▸ Exercise brief
Substitute "clickable" for "interactable" in the records from their first line through the line containing "subtitle-label: 创新 (259, 96, 275, 97)", and return only those lines with everything else unchanged.

----

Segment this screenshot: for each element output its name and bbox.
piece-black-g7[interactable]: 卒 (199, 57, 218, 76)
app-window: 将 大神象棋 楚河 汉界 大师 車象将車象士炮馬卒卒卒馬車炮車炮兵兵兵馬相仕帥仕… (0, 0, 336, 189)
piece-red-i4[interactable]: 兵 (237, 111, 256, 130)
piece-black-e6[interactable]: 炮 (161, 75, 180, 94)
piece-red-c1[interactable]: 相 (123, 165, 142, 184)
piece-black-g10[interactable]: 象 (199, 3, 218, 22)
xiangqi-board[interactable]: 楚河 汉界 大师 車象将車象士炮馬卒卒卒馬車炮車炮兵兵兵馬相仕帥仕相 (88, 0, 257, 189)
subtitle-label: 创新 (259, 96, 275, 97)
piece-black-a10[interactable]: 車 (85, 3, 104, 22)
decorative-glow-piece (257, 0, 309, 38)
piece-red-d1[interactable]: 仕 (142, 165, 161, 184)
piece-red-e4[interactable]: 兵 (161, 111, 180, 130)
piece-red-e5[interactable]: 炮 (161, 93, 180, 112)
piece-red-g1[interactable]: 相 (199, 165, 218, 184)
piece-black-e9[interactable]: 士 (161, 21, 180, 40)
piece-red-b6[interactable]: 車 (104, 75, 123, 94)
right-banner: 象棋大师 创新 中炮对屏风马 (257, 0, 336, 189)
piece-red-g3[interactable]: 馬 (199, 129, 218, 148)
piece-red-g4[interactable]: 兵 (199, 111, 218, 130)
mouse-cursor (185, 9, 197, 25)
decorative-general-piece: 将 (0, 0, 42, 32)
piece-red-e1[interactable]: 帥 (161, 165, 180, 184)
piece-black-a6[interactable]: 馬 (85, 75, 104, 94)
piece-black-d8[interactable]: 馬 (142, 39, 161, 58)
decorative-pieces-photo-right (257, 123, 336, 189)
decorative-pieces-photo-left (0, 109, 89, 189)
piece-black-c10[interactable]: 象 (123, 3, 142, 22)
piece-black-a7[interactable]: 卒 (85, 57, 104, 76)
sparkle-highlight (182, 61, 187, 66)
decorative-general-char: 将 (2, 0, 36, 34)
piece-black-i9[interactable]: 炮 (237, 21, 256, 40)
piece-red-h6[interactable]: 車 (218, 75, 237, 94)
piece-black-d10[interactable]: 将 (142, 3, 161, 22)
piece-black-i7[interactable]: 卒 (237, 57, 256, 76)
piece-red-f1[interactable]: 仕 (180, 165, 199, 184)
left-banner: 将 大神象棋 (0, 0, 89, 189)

----

▸ Answer for the task
Segment this screenshot: for each element output its name and bbox.
piece-black-g7[clickable]: 卒 (199, 57, 218, 76)
app-window: 将 大神象棋 楚河 汉界 大师 車象将車象士炮馬卒卒卒馬車炮車炮兵兵兵馬相仕帥仕… (0, 0, 336, 189)
piece-red-i4[clickable]: 兵 (237, 111, 256, 130)
piece-black-e6[clickable]: 炮 (161, 75, 180, 94)
piece-red-c1[clickable]: 相 (123, 165, 142, 184)
piece-black-g10[clickable]: 象 (199, 3, 218, 22)
xiangqi-board[clickable]: 楚河 汉界 大师 車象将車象士炮馬卒卒卒馬車炮車炮兵兵兵馬相仕帥仕相 (88, 0, 257, 189)
subtitle-label: 创新 (259, 96, 275, 97)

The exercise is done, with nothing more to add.